┏━━
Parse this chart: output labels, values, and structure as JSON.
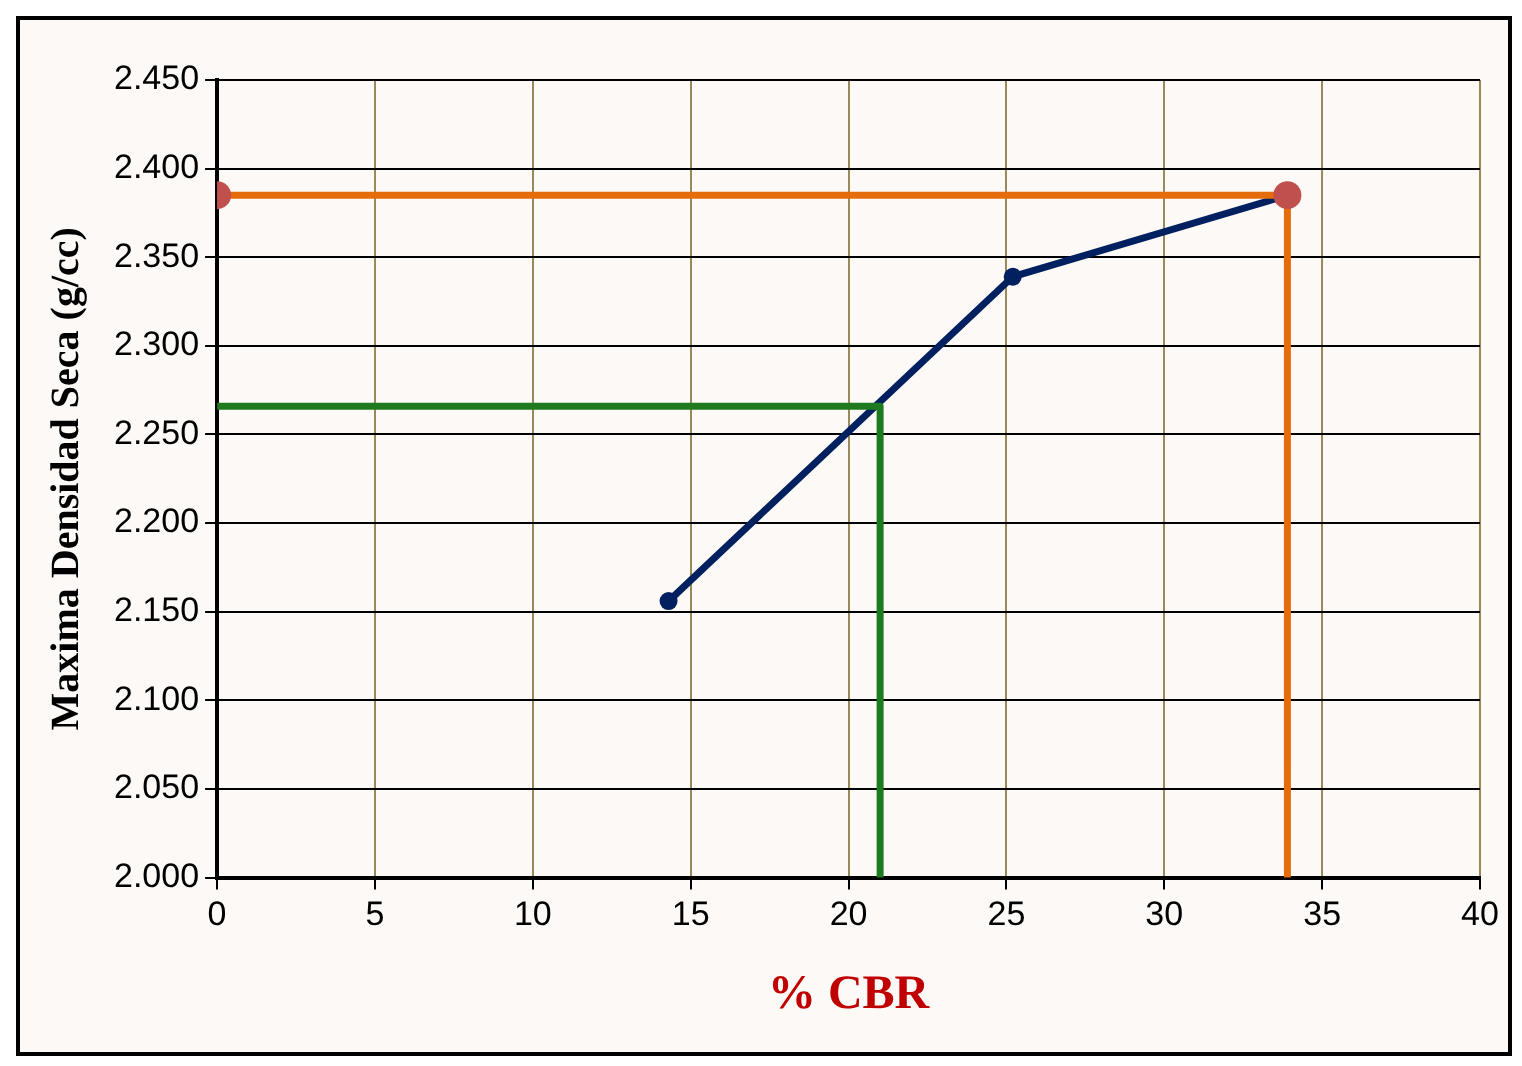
{
  "chart_data": {
    "type": "line",
    "xlabel": "% CBR",
    "ylabel": "Maxima Densidad Seca (g/cc)",
    "xlim": [
      0,
      40
    ],
    "xticks": [
      0,
      5,
      10,
      15,
      20,
      25,
      30,
      35,
      40
    ],
    "ylim": [
      2.0,
      2.45
    ],
    "yticks": [
      {
        "value": 2.0,
        "label": "2.000"
      },
      {
        "value": 2.05,
        "label": "2.050"
      },
      {
        "value": 2.1,
        "label": "2.100"
      },
      {
        "value": 2.15,
        "label": "2.150"
      },
      {
        "value": 2.2,
        "label": "2.200"
      },
      {
        "value": 2.25,
        "label": "2.250"
      },
      {
        "value": 2.3,
        "label": "2.300"
      },
      {
        "value": 2.35,
        "label": "2.350"
      },
      {
        "value": 2.4,
        "label": "2.400"
      },
      {
        "value": 2.45,
        "label": "2.450"
      }
    ],
    "grid": true,
    "legend": false,
    "series": [
      {
        "type": "line",
        "color": "#e46c0a",
        "x": [
          0,
          33.9,
          33.9
        ],
        "values": [
          2.385,
          2.385,
          2.0
        ],
        "marker": "none"
      },
      {
        "type": "line",
        "color": "#1e7a1e",
        "x": [
          0,
          21,
          21
        ],
        "values": [
          2.266,
          2.266,
          2.0
        ],
        "marker": "none"
      },
      {
        "type": "line",
        "color": "#002060",
        "x": [
          14.3,
          25.2,
          33.9
        ],
        "values": [
          2.156,
          2.339,
          2.385
        ],
        "marker": "circle"
      },
      {
        "type": "scatter",
        "color": "#c0504d",
        "x": [
          0,
          33.9
        ],
        "values": [
          2.385,
          2.385
        ],
        "marker": "circle"
      }
    ]
  }
}
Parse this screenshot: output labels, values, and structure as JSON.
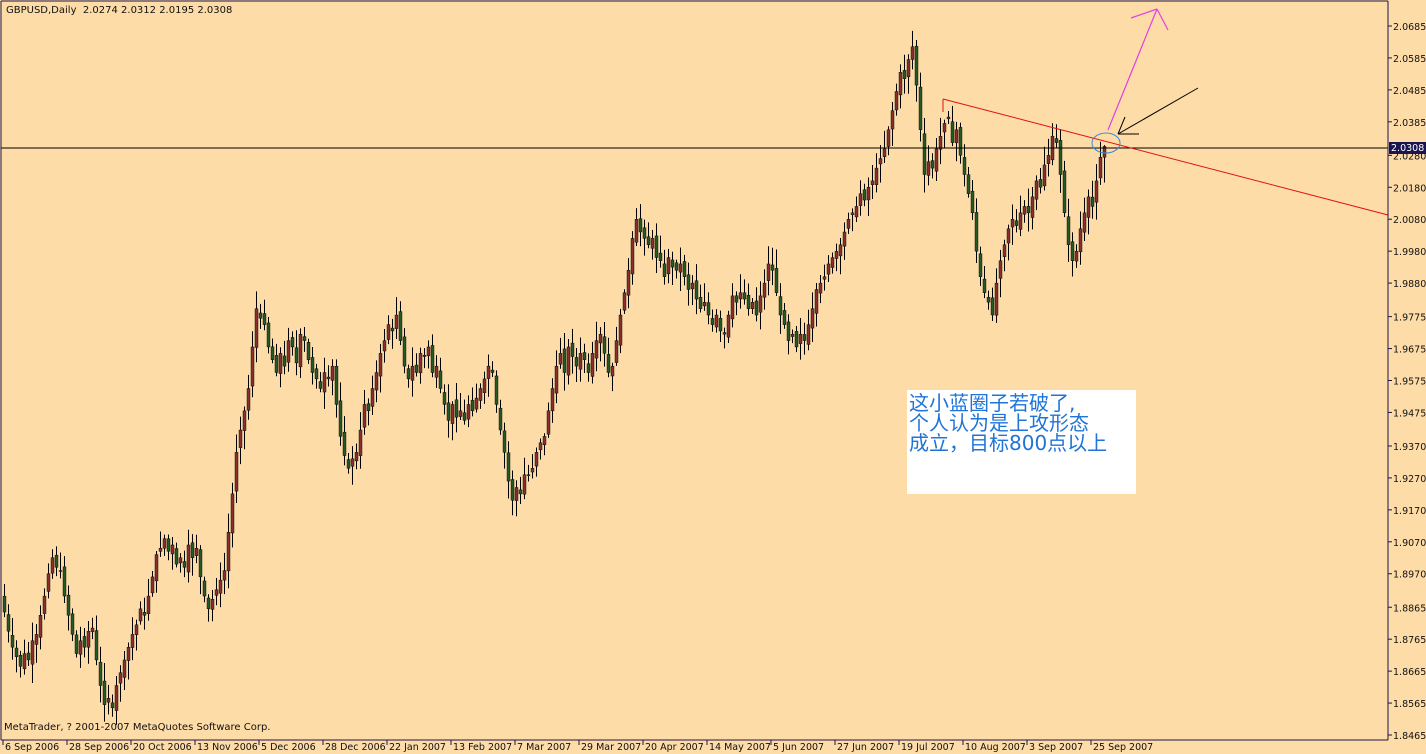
{
  "header": {
    "symbol_timeframe": "GBPUSD,Daily",
    "ohlc_readout": "2.0274 2.0312 2.0195 2.0308"
  },
  "footer": {
    "copyright": "MetaTrader, ? 2001-2007 MetaQuotes Software Corp."
  },
  "annotation": {
    "lines": [
      "这小蓝圈子若破了,",
      "个人认为是上攻形态",
      "成立，目标800点以上"
    ]
  },
  "colors": {
    "background": "#FEDCA8",
    "bull_candle": "#8B2E2E",
    "bear_candle": "#245A24",
    "trendline": "#E01010",
    "target_arrow": "#E040E0",
    "circle": "#3A8AD8",
    "note_text": "#1E74D8",
    "price_label_bg": "#1C1450"
  },
  "chart_data": {
    "type": "candlestick",
    "symbol": "GBPUSD",
    "timeframe": "Daily",
    "last_bar": {
      "open": 2.0274,
      "high": 2.0312,
      "low": 2.0195,
      "close": 2.0308
    },
    "current_price_label": "2.0308",
    "ylim": [
      1.8465,
      2.0685
    ],
    "y_ticks": [
      "2.0685",
      "2.0585",
      "2.0485",
      "2.0385",
      "2.0280",
      "2.0180",
      "2.0080",
      "1.9980",
      "1.9880",
      "1.9775",
      "1.9675",
      "1.9575",
      "1.9475",
      "1.9370",
      "1.9270",
      "1.9170",
      "1.9070",
      "1.8970",
      "1.8865",
      "1.8765",
      "1.8665",
      "1.8565",
      "1.8465"
    ],
    "x_ticks": [
      "6 Sep 2006",
      "28 Sep 2006",
      "20 Oct 2006",
      "13 Nov 2006",
      "5 Dec 2006",
      "28 Dec 2006",
      "22 Jan 2007",
      "13 Feb 2007",
      "7 Mar 2007",
      "29 Mar 2007",
      "20 Apr 2007",
      "14 May 2007",
      "5 Jun 2007",
      "27 Jun 2007",
      "19 Jul 2007",
      "10 Aug 2007",
      "3 Sep 2007",
      "25 Sep 2007"
    ],
    "closes": [
      1.885,
      1.879,
      1.874,
      1.871,
      1.868,
      1.872,
      1.87,
      1.876,
      1.878,
      1.884,
      1.89,
      1.897,
      1.902,
      1.899,
      1.898,
      1.89,
      1.884,
      1.878,
      1.872,
      1.876,
      1.874,
      1.879,
      1.88,
      1.87,
      1.862,
      1.856,
      1.858,
      1.855,
      1.862,
      1.866,
      1.87,
      1.874,
      1.878,
      1.881,
      1.886,
      1.884,
      1.89,
      1.896,
      1.903,
      1.905,
      1.908,
      1.904,
      1.906,
      1.9,
      1.902,
      1.899,
      1.906,
      1.902,
      1.905,
      1.896,
      1.89,
      1.886,
      1.889,
      1.892,
      1.895,
      1.898,
      1.91,
      1.922,
      1.935,
      1.942,
      1.948,
      1.955,
      1.968,
      1.98,
      1.977,
      1.975,
      1.968,
      1.964,
      1.96,
      1.966,
      1.962,
      1.97,
      1.968,
      1.963,
      1.972,
      1.97,
      1.964,
      1.96,
      1.958,
      1.955,
      1.96,
      1.958,
      1.962,
      1.95,
      1.94,
      1.934,
      1.93,
      1.933,
      1.935,
      1.942,
      1.95,
      1.948,
      1.955,
      1.96,
      1.966,
      1.97,
      1.975,
      1.973,
      1.978,
      1.97,
      1.962,
      1.958,
      1.962,
      1.96,
      1.966,
      1.965,
      1.968,
      1.96,
      1.962,
      1.955,
      1.95,
      1.945,
      1.95,
      1.946,
      1.948,
      1.945,
      1.95,
      1.948,
      1.952,
      1.955,
      1.958,
      1.962,
      1.96,
      1.95,
      1.942,
      1.935,
      1.926,
      1.92,
      1.924,
      1.922,
      1.928,
      1.928,
      1.93,
      1.935,
      1.938,
      1.94,
      1.948,
      1.955,
      1.962,
      1.966,
      1.96,
      1.968,
      1.965,
      1.962,
      1.966,
      1.964,
      1.96,
      1.966,
      1.97,
      1.972,
      1.966,
      1.96,
      1.962,
      1.97,
      1.978,
      1.985,
      1.992,
      2.002,
      2.008,
      2.004,
      2.002,
      2.0,
      2.002,
      1.996,
      1.995,
      1.99,
      1.996,
      1.993,
      1.992,
      1.994,
      1.99,
      1.986,
      1.988,
      1.983,
      1.98,
      1.982,
      1.978,
      1.975,
      1.978,
      1.973,
      1.972,
      1.978,
      1.984,
      1.982,
      1.985,
      1.983,
      1.98,
      1.982,
      1.978,
      1.984,
      1.988,
      1.994,
      1.992,
      1.985,
      1.978,
      1.975,
      1.97,
      1.972,
      1.968,
      1.972,
      1.97,
      1.975,
      1.98,
      1.986,
      1.988,
      1.99,
      1.994,
      1.996,
      1.998,
      2.0,
      2.004,
      2.008,
      2.01,
      2.012,
      2.016,
      2.014,
      2.018,
      2.02,
      2.024,
      2.027,
      2.03,
      2.036,
      2.042,
      2.048,
      2.054,
      2.052,
      2.058,
      2.062,
      2.05,
      2.036,
      2.022,
      2.026,
      2.024,
      2.03,
      2.034,
      2.038,
      2.04,
      2.032,
      2.036,
      2.028,
      2.022,
      2.016,
      2.01,
      1.998,
      1.99,
      1.985,
      1.982,
      1.978,
      1.988,
      1.995,
      2.0,
      2.005,
      2.008,
      2.006,
      2.01,
      2.012,
      2.01,
      2.015,
      2.02,
      2.018,
      2.025,
      2.028,
      2.034,
      2.032,
      2.022,
      2.01,
      2.0,
      1.995,
      1.998,
      2.005,
      2.01,
      2.015,
      2.012,
      2.02,
      2.0274,
      2.0308
    ]
  }
}
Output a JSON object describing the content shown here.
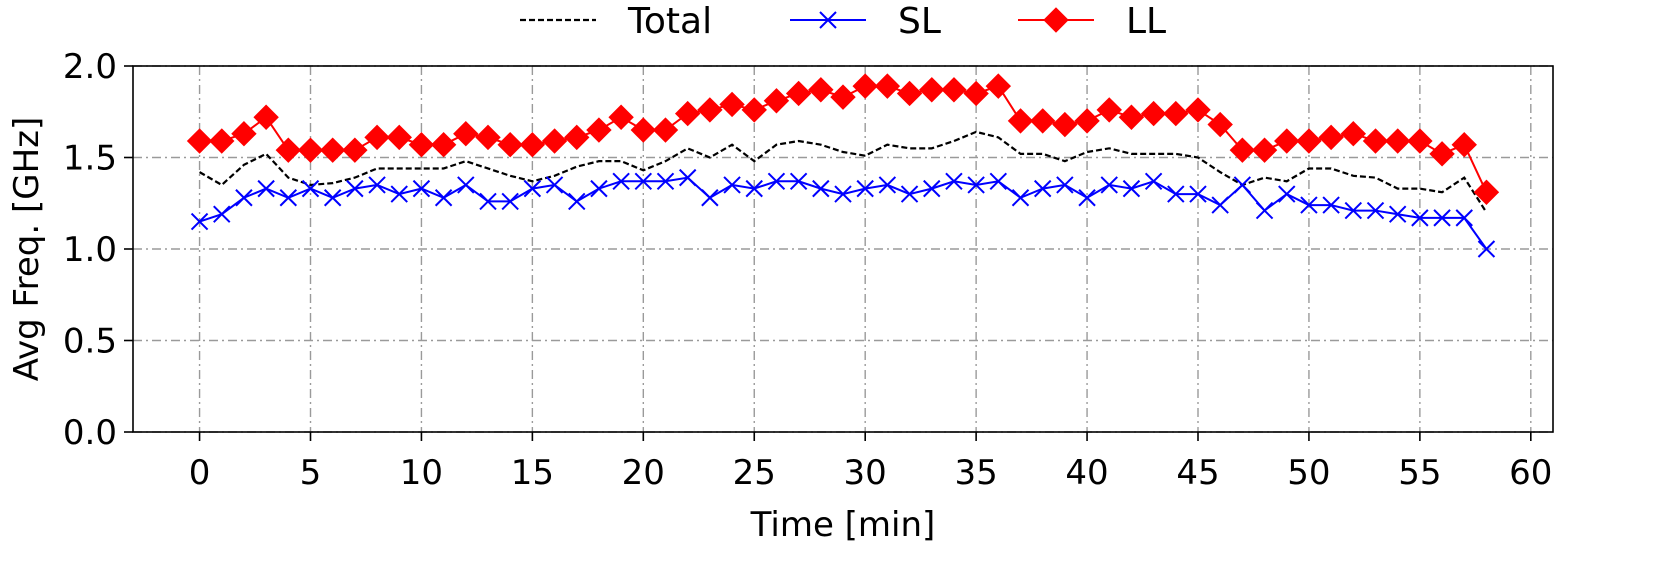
{
  "chart_data": {
    "type": "line",
    "title": "",
    "xlabel": "Time [min]",
    "ylabel": "Avg Freq. [GHz]",
    "xlim": [
      -3,
      61
    ],
    "ylim": [
      0,
      2.0
    ],
    "xticks": [
      0,
      5,
      10,
      15,
      20,
      25,
      30,
      35,
      40,
      45,
      50,
      55,
      60
    ],
    "yticks": [
      0.0,
      0.5,
      1.0,
      1.5,
      2.0
    ],
    "xtick_labels": [
      "0",
      "5",
      "10",
      "15",
      "20",
      "25",
      "30",
      "35",
      "40",
      "45",
      "50",
      "55",
      "60"
    ],
    "ytick_labels": [
      "0.0",
      "0.5",
      "1.0",
      "1.5",
      "2.0"
    ],
    "grid": true,
    "legend_position": "top-center",
    "x": [
      0,
      1,
      2,
      3,
      4,
      5,
      6,
      7,
      8,
      9,
      10,
      11,
      12,
      13,
      14,
      15,
      16,
      17,
      18,
      19,
      20,
      21,
      22,
      23,
      24,
      25,
      26,
      27,
      28,
      29,
      30,
      31,
      32,
      33,
      34,
      35,
      36,
      37,
      38,
      39,
      40,
      41,
      42,
      43,
      44,
      45,
      46,
      47,
      48,
      49,
      50,
      51,
      52,
      53,
      54,
      55,
      56,
      57,
      58
    ],
    "series": [
      {
        "name": "Total",
        "color": "#000000",
        "style": "dashed",
        "marker": "none",
        "values": [
          1.42,
          1.35,
          1.46,
          1.52,
          1.39,
          1.35,
          1.36,
          1.39,
          1.44,
          1.44,
          1.44,
          1.44,
          1.48,
          1.44,
          1.4,
          1.37,
          1.4,
          1.45,
          1.48,
          1.48,
          1.43,
          1.48,
          1.55,
          1.5,
          1.57,
          1.48,
          1.57,
          1.59,
          1.57,
          1.53,
          1.51,
          1.57,
          1.55,
          1.55,
          1.59,
          1.64,
          1.61,
          1.52,
          1.52,
          1.48,
          1.53,
          1.55,
          1.52,
          1.52,
          1.52,
          1.5,
          1.42,
          1.35,
          1.39,
          1.37,
          1.44,
          1.44,
          1.4,
          1.39,
          1.33,
          1.33,
          1.31,
          1.39,
          1.2
        ]
      },
      {
        "name": "SL",
        "color": "#0000ff",
        "style": "solid",
        "marker": "x",
        "values": [
          1.15,
          1.19,
          1.28,
          1.33,
          1.28,
          1.33,
          1.28,
          1.33,
          1.35,
          1.3,
          1.33,
          1.28,
          1.35,
          1.26,
          1.26,
          1.33,
          1.35,
          1.26,
          1.33,
          1.37,
          1.37,
          1.37,
          1.39,
          1.28,
          1.35,
          1.33,
          1.37,
          1.37,
          1.33,
          1.3,
          1.33,
          1.35,
          1.3,
          1.33,
          1.37,
          1.35,
          1.37,
          1.28,
          1.33,
          1.35,
          1.28,
          1.35,
          1.33,
          1.37,
          1.3,
          1.3,
          1.24,
          1.35,
          1.21,
          1.3,
          1.24,
          1.24,
          1.21,
          1.21,
          1.19,
          1.17,
          1.17,
          1.17,
          1.0
        ]
      },
      {
        "name": "LL",
        "color": "#ff0000",
        "style": "solid",
        "marker": "diamond",
        "values": [
          1.59,
          1.59,
          1.63,
          1.72,
          1.54,
          1.54,
          1.54,
          1.54,
          1.61,
          1.61,
          1.57,
          1.57,
          1.63,
          1.61,
          1.57,
          1.57,
          1.59,
          1.61,
          1.65,
          1.72,
          1.65,
          1.65,
          1.74,
          1.76,
          1.79,
          1.76,
          1.81,
          1.85,
          1.87,
          1.83,
          1.89,
          1.89,
          1.85,
          1.87,
          1.87,
          1.85,
          1.89,
          1.7,
          1.7,
          1.68,
          1.7,
          1.76,
          1.72,
          1.74,
          1.74,
          1.76,
          1.68,
          1.54,
          1.54,
          1.59,
          1.59,
          1.61,
          1.63,
          1.59,
          1.59,
          1.59,
          1.52,
          1.57,
          1.31
        ]
      }
    ]
  }
}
┗━━
Locate the lines above that contain "this" and copy them.

Parse this chart: output labels, values, and structure as JSON.
Parse this screenshot: output labels, values, and structure as JSON.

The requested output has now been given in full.